## Start Records supplied

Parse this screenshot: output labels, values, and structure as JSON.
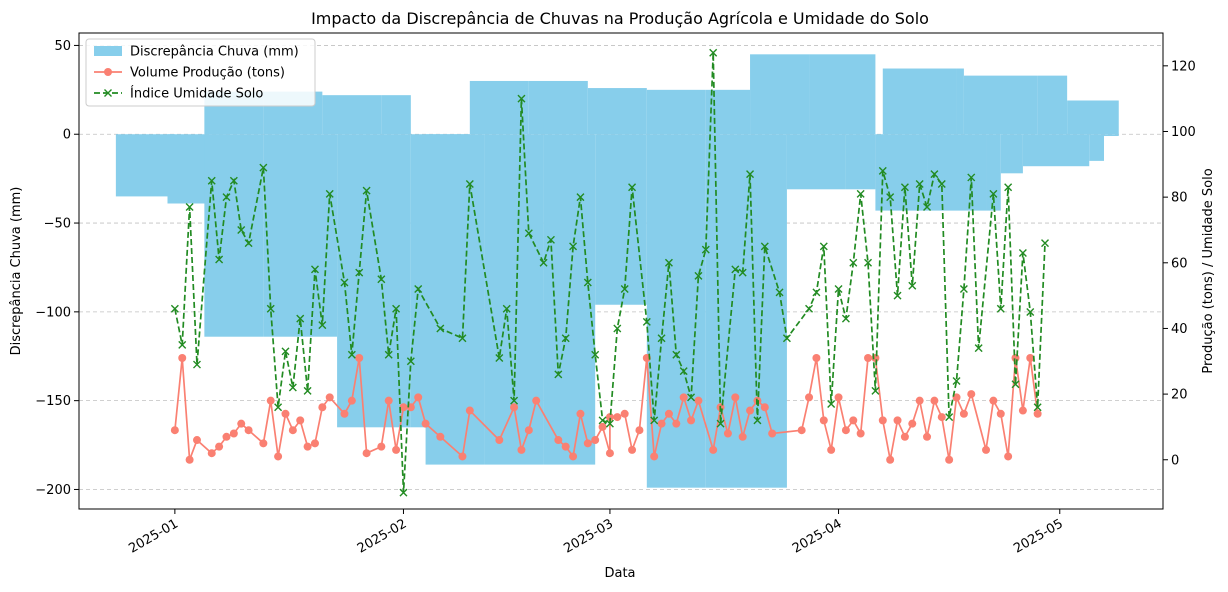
{
  "chart_data": {
    "type": "bar+line",
    "title": "Impacto da Discrepância de Chuvas na Produção Agrícola e Umidade do Solo",
    "xlabel": "Data",
    "ylabel_left": "Discrepância Chuva (mm)",
    "ylabel_right": "Produção (tons) / Umidade Solo",
    "ylim_left": [
      -211,
      57
    ],
    "ylim_right": [
      -15,
      130
    ],
    "yticks_left": [
      50,
      0,
      -50,
      -100,
      -150,
      -200
    ],
    "ytick_labels_left": [
      "50",
      "0",
      "−50",
      "−100",
      "−150",
      "−200"
    ],
    "yticks_right": [
      0,
      20,
      40,
      60,
      80,
      100,
      120
    ],
    "ytick_labels_right": [
      "0",
      "20",
      "40",
      "60",
      "80",
      "100",
      "120"
    ],
    "xticks": [
      "2025-01-01",
      "2025-02-01",
      "2025-03-01",
      "2025-04-01",
      "2025-05-01"
    ],
    "xtick_labels": [
      "2025-01",
      "2025-02",
      "2025-03",
      "2025-04",
      "2025-05"
    ],
    "xlim": [
      "2024-12-19",
      "2025-05-15"
    ],
    "grid": "horizontal dashed",
    "legend_position": "top-left",
    "series": [
      {
        "name": "Discrepância Chuva (mm)",
        "kind": "bar",
        "color": "#87CEEB",
        "bars": [
          {
            "start": "2024-12-24",
            "end": "2025-01-01",
            "value": -35
          },
          {
            "start": "2024-12-31",
            "end": "2025-01-08",
            "value": -39
          },
          {
            "start": "2025-01-05",
            "end": "2025-01-13",
            "value": 24
          },
          {
            "start": "2025-01-13",
            "end": "2025-01-21",
            "value": 24
          },
          {
            "start": "2025-01-05",
            "end": "2025-01-13",
            "value": -114
          },
          {
            "start": "2025-01-13",
            "end": "2025-01-23",
            "value": -114
          },
          {
            "start": "2025-01-21",
            "end": "2025-01-29",
            "value": 22
          },
          {
            "start": "2025-01-29",
            "end": "2025-02-02",
            "value": 22
          },
          {
            "start": "2025-01-23",
            "end": "2025-02-02",
            "value": -165
          },
          {
            "start": "2025-02-02",
            "end": "2025-02-10",
            "value": -165
          },
          {
            "start": "2025-02-10",
            "end": "2025-02-18",
            "value": 30
          },
          {
            "start": "2025-02-18",
            "end": "2025-02-26",
            "value": 30
          },
          {
            "start": "2025-02-04",
            "end": "2025-02-12",
            "value": -186
          },
          {
            "start": "2025-02-12",
            "end": "2025-02-20",
            "value": -186
          },
          {
            "start": "2025-02-20",
            "end": "2025-02-27",
            "value": -186
          },
          {
            "start": "2025-02-26",
            "end": "2025-03-06",
            "value": 26
          },
          {
            "start": "2025-02-27",
            "end": "2025-03-06",
            "value": -96
          },
          {
            "start": "2025-03-06",
            "end": "2025-03-14",
            "value": 25
          },
          {
            "start": "2025-03-14",
            "end": "2025-03-20",
            "value": 25
          },
          {
            "start": "2025-03-06",
            "end": "2025-03-14",
            "value": -199
          },
          {
            "start": "2025-03-14",
            "end": "2025-03-25",
            "value": -199
          },
          {
            "start": "2025-03-20",
            "end": "2025-03-28",
            "value": 45
          },
          {
            "start": "2025-03-28",
            "end": "2025-04-06",
            "value": 45
          },
          {
            "start": "2025-03-25",
            "end": "2025-04-02",
            "value": -31
          },
          {
            "start": "2025-04-02",
            "end": "2025-04-06",
            "value": -31
          },
          {
            "start": "2025-04-06",
            "end": "2025-04-13",
            "value": -43
          },
          {
            "start": "2025-04-13",
            "end": "2025-04-21",
            "value": -43
          },
          {
            "start": "2025-04-21",
            "end": "2025-04-23",
            "value": -43
          },
          {
            "start": "2025-04-07",
            "end": "2025-04-17",
            "value": 37
          },
          {
            "start": "2025-04-17",
            "end": "2025-04-18",
            "value": 37
          },
          {
            "start": "2025-04-18",
            "end": "2025-04-28",
            "value": 33
          },
          {
            "start": "2025-04-28",
            "end": "2025-05-02",
            "value": 33
          },
          {
            "start": "2025-04-23",
            "end": "2025-04-26",
            "value": -22
          },
          {
            "start": "2025-04-26",
            "end": "2025-05-05",
            "value": -18
          },
          {
            "start": "2025-05-05",
            "end": "2025-05-07",
            "value": -15
          },
          {
            "start": "2025-05-02",
            "end": "2025-05-09",
            "value": 19
          },
          {
            "start": "2025-05-07",
            "end": "2025-05-09",
            "value": -1
          }
        ]
      },
      {
        "name": "Volume Produção (tons)",
        "kind": "line",
        "color": "#FA8072",
        "marker": "circle",
        "axis": "right",
        "points": [
          [
            "2025-01-01",
            9
          ],
          [
            "2025-01-02",
            31
          ],
          [
            "2025-01-03",
            0
          ],
          [
            "2025-01-04",
            6
          ],
          [
            "2025-01-06",
            2
          ],
          [
            "2025-01-07",
            4
          ],
          [
            "2025-01-08",
            7
          ],
          [
            "2025-01-09",
            8
          ],
          [
            "2025-01-10",
            11
          ],
          [
            "2025-01-11",
            9
          ],
          [
            "2025-01-13",
            5
          ],
          [
            "2025-01-14",
            18
          ],
          [
            "2025-01-15",
            1
          ],
          [
            "2025-01-16",
            14
          ],
          [
            "2025-01-17",
            9
          ],
          [
            "2025-01-18",
            12
          ],
          [
            "2025-01-19",
            4
          ],
          [
            "2025-01-20",
            5
          ],
          [
            "2025-01-21",
            16
          ],
          [
            "2025-01-22",
            19
          ],
          [
            "2025-01-24",
            14
          ],
          [
            "2025-01-25",
            18
          ],
          [
            "2025-01-26",
            31
          ],
          [
            "2025-01-27",
            2
          ],
          [
            "2025-01-29",
            4
          ],
          [
            "2025-01-30",
            18
          ],
          [
            "2025-01-31",
            3
          ],
          [
            "2025-02-01",
            16
          ],
          [
            "2025-02-02",
            16
          ],
          [
            "2025-02-03",
            19
          ],
          [
            "2025-02-04",
            11
          ],
          [
            "2025-02-06",
            7
          ],
          [
            "2025-02-09",
            1
          ],
          [
            "2025-02-10",
            15
          ],
          [
            "2025-02-14",
            6
          ],
          [
            "2025-02-16",
            16
          ],
          [
            "2025-02-17",
            3
          ],
          [
            "2025-02-18",
            9
          ],
          [
            "2025-02-19",
            18
          ],
          [
            "2025-02-22",
            6
          ],
          [
            "2025-02-23",
            4
          ],
          [
            "2025-02-24",
            1
          ],
          [
            "2025-02-25",
            14
          ],
          [
            "2025-02-26",
            5
          ],
          [
            "2025-02-27",
            6
          ],
          [
            "2025-02-28",
            10
          ],
          [
            "2025-03-01",
            2
          ],
          [
            "2025-03-01",
            13
          ],
          [
            "2025-03-02",
            13
          ],
          [
            "2025-03-03",
            14
          ],
          [
            "2025-03-04",
            3
          ],
          [
            "2025-03-05",
            9
          ],
          [
            "2025-03-06",
            31
          ],
          [
            "2025-03-07",
            1
          ],
          [
            "2025-03-08",
            11
          ],
          [
            "2025-03-09",
            14
          ],
          [
            "2025-03-10",
            11
          ],
          [
            "2025-03-11",
            19
          ],
          [
            "2025-03-12",
            12
          ],
          [
            "2025-03-13",
            18
          ],
          [
            "2025-03-15",
            3
          ],
          [
            "2025-03-16",
            16
          ],
          [
            "2025-03-17",
            8
          ],
          [
            "2025-03-18",
            19
          ],
          [
            "2025-03-19",
            7
          ],
          [
            "2025-03-20",
            15
          ],
          [
            "2025-03-21",
            18
          ],
          [
            "2025-03-22",
            16
          ],
          [
            "2025-03-23",
            8
          ],
          [
            "2025-03-27",
            9
          ],
          [
            "2025-03-28",
            19
          ],
          [
            "2025-03-29",
            31
          ],
          [
            "2025-03-30",
            12
          ],
          [
            "2025-03-31",
            3
          ],
          [
            "2025-04-01",
            19
          ],
          [
            "2025-04-02",
            9
          ],
          [
            "2025-04-03",
            12
          ],
          [
            "2025-04-04",
            8
          ],
          [
            "2025-04-05",
            31
          ],
          [
            "2025-04-06",
            31
          ],
          [
            "2025-04-07",
            12
          ],
          [
            "2025-04-08",
            0
          ],
          [
            "2025-04-09",
            12
          ],
          [
            "2025-04-10",
            7
          ],
          [
            "2025-04-11",
            11
          ],
          [
            "2025-04-12",
            18
          ],
          [
            "2025-04-13",
            7
          ],
          [
            "2025-04-14",
            18
          ],
          [
            "2025-04-15",
            13
          ],
          [
            "2025-04-16",
            0
          ],
          [
            "2025-04-17",
            19
          ],
          [
            "2025-04-18",
            14
          ],
          [
            "2025-04-19",
            20
          ],
          [
            "2025-04-21",
            3
          ],
          [
            "2025-04-22",
            18
          ],
          [
            "2025-04-23",
            14
          ],
          [
            "2025-04-24",
            1
          ],
          [
            "2025-04-25",
            31
          ],
          [
            "2025-04-26",
            15
          ],
          [
            "2025-04-27",
            31
          ],
          [
            "2025-04-28",
            14
          ]
        ]
      },
      {
        "name": "Índice Umidade Solo",
        "kind": "line",
        "color": "#228B22",
        "linestyle": "dashed",
        "marker": "x",
        "axis": "right",
        "points": [
          [
            "2025-01-01",
            46
          ],
          [
            "2025-01-02",
            35
          ],
          [
            "2025-01-03",
            77
          ],
          [
            "2025-01-04",
            29
          ],
          [
            "2025-01-06",
            85
          ],
          [
            "2025-01-07",
            61
          ],
          [
            "2025-01-08",
            80
          ],
          [
            "2025-01-09",
            85
          ],
          [
            "2025-01-10",
            70
          ],
          [
            "2025-01-11",
            66
          ],
          [
            "2025-01-13",
            89
          ],
          [
            "2025-01-14",
            46
          ],
          [
            "2025-01-15",
            16
          ],
          [
            "2025-01-16",
            33
          ],
          [
            "2025-01-17",
            22
          ],
          [
            "2025-01-18",
            43
          ],
          [
            "2025-01-19",
            21
          ],
          [
            "2025-01-20",
            58
          ],
          [
            "2025-01-21",
            41
          ],
          [
            "2025-01-22",
            81
          ],
          [
            "2025-01-24",
            54
          ],
          [
            "2025-01-25",
            32
          ],
          [
            "2025-01-26",
            57
          ],
          [
            "2025-01-27",
            82
          ],
          [
            "2025-01-29",
            55
          ],
          [
            "2025-01-30",
            32
          ],
          [
            "2025-01-31",
            46
          ],
          [
            "2025-02-01",
            -10
          ],
          [
            "2025-02-02",
            30
          ],
          [
            "2025-02-03",
            52
          ],
          [
            "2025-02-06",
            40
          ],
          [
            "2025-02-09",
            37
          ],
          [
            "2025-02-10",
            84
          ],
          [
            "2025-02-14",
            31
          ],
          [
            "2025-02-15",
            46
          ],
          [
            "2025-02-16",
            18
          ],
          [
            "2025-02-17",
            110
          ],
          [
            "2025-02-18",
            69
          ],
          [
            "2025-02-20",
            60
          ],
          [
            "2025-02-21",
            67
          ],
          [
            "2025-02-22",
            26
          ],
          [
            "2025-02-23",
            37
          ],
          [
            "2025-02-24",
            65
          ],
          [
            "2025-02-25",
            80
          ],
          [
            "2025-02-26",
            54
          ],
          [
            "2025-02-27",
            32
          ],
          [
            "2025-02-28",
            12
          ],
          [
            "2025-03-01",
            11
          ],
          [
            "2025-03-02",
            40
          ],
          [
            "2025-03-03",
            52
          ],
          [
            "2025-03-04",
            83
          ],
          [
            "2025-03-06",
            42
          ],
          [
            "2025-03-07",
            12
          ],
          [
            "2025-03-08",
            37
          ],
          [
            "2025-03-09",
            60
          ],
          [
            "2025-03-10",
            32
          ],
          [
            "2025-03-11",
            27
          ],
          [
            "2025-03-12",
            19
          ],
          [
            "2025-03-13",
            56
          ],
          [
            "2025-03-14",
            64
          ],
          [
            "2025-03-15",
            124
          ],
          [
            "2025-03-16",
            11
          ],
          [
            "2025-03-18",
            58
          ],
          [
            "2025-03-19",
            57
          ],
          [
            "2025-03-20",
            87
          ],
          [
            "2025-03-21",
            12
          ],
          [
            "2025-03-22",
            65
          ],
          [
            "2025-03-24",
            51
          ],
          [
            "2025-03-25",
            37
          ],
          [
            "2025-03-28",
            46
          ],
          [
            "2025-03-29",
            51
          ],
          [
            "2025-03-30",
            65
          ],
          [
            "2025-03-31",
            17
          ],
          [
            "2025-04-01",
            52
          ],
          [
            "2025-04-02",
            43
          ],
          [
            "2025-04-03",
            60
          ],
          [
            "2025-04-04",
            81
          ],
          [
            "2025-04-05",
            60
          ],
          [
            "2025-04-06",
            21
          ],
          [
            "2025-04-07",
            88
          ],
          [
            "2025-04-08",
            80
          ],
          [
            "2025-04-09",
            50
          ],
          [
            "2025-04-10",
            83
          ],
          [
            "2025-04-11",
            53
          ],
          [
            "2025-04-12",
            84
          ],
          [
            "2025-04-13",
            77
          ],
          [
            "2025-04-14",
            87
          ],
          [
            "2025-04-15",
            84
          ],
          [
            "2025-04-16",
            13
          ],
          [
            "2025-04-17",
            24
          ],
          [
            "2025-04-18",
            52
          ],
          [
            "2025-04-19",
            86
          ],
          [
            "2025-04-20",
            34
          ],
          [
            "2025-04-22",
            81
          ],
          [
            "2025-04-23",
            46
          ],
          [
            "2025-04-24",
            83
          ],
          [
            "2025-04-25",
            23
          ],
          [
            "2025-04-26",
            63
          ],
          [
            "2025-04-27",
            45
          ],
          [
            "2025-04-28",
            16
          ],
          [
            "2025-04-29",
            66
          ]
        ]
      }
    ]
  }
}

## End Records supplied

_Work instructions_. Across the entries, how many lines hold the word "color"? Say only the number.

_Answer to the exercise_. 3